Task - Restate each line of the listing exactly, without carrying over any pictures.

--- Start Data listing ---

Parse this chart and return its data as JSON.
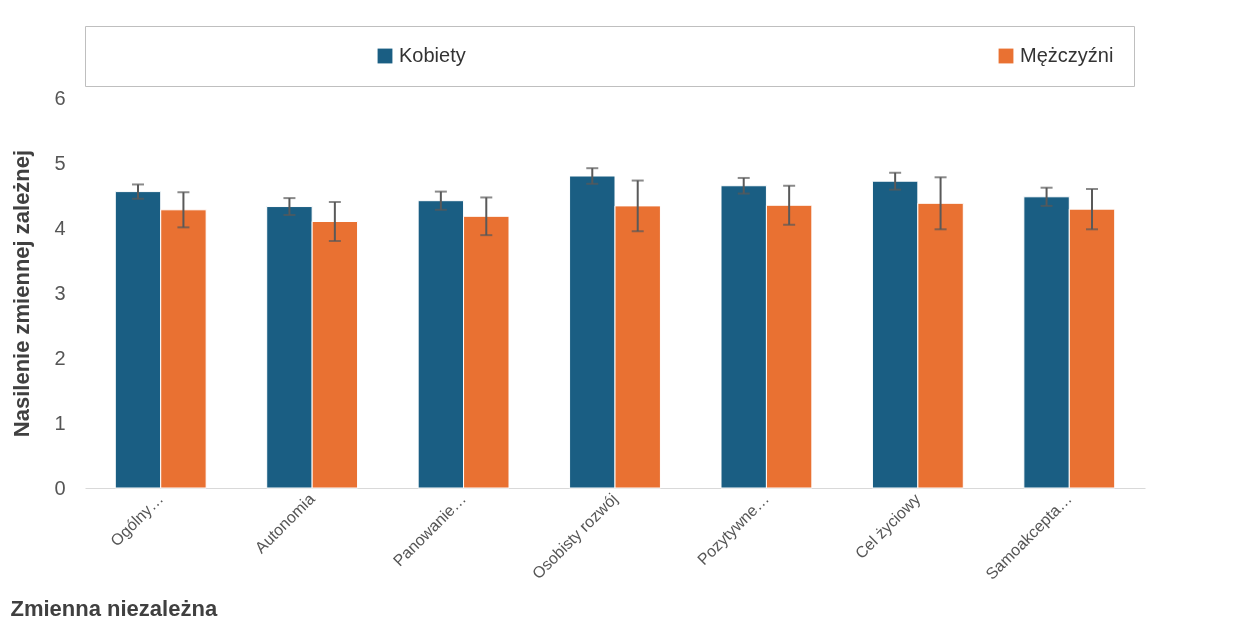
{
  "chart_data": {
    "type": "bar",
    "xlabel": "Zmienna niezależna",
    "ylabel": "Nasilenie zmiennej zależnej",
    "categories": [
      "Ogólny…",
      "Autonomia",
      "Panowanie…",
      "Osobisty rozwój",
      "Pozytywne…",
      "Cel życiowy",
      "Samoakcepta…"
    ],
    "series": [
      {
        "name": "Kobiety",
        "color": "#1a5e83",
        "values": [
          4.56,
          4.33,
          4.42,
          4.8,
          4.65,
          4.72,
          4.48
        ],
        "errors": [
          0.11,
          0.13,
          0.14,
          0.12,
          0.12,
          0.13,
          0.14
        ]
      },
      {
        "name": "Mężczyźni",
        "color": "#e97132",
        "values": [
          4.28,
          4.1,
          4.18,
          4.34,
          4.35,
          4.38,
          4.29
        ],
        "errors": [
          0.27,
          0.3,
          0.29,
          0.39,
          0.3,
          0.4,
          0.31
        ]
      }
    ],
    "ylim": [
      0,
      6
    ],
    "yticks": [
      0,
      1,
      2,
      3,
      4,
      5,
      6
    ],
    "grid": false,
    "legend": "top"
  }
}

--- End Data listing ---

Expected answer -
Parse this chart and return its data as JSON.
{
  "chart_data": {
    "type": "bar",
    "xlabel": "Zmienna niezależna",
    "ylabel": "Nasilenie zmiennej zależnej",
    "categories": [
      "Ogólny…",
      "Autonomia",
      "Panowanie…",
      "Osobisty rozwój",
      "Pozytywne…",
      "Cel życiowy",
      "Samoakcepta…"
    ],
    "series": [
      {
        "name": "Kobiety",
        "color": "#1a5e83",
        "values": [
          4.56,
          4.33,
          4.42,
          4.8,
          4.65,
          4.72,
          4.48
        ],
        "errors": [
          0.11,
          0.13,
          0.14,
          0.12,
          0.12,
          0.13,
          0.14
        ]
      },
      {
        "name": "Mężczyźni",
        "color": "#e97132",
        "values": [
          4.28,
          4.1,
          4.18,
          4.34,
          4.35,
          4.38,
          4.29
        ],
        "errors": [
          0.27,
          0.3,
          0.29,
          0.39,
          0.3,
          0.4,
          0.31
        ]
      }
    ],
    "ylim": [
      0,
      6
    ],
    "yticks": [
      0,
      1,
      2,
      3,
      4,
      5,
      6
    ],
    "grid": false,
    "legend": "top"
  }
}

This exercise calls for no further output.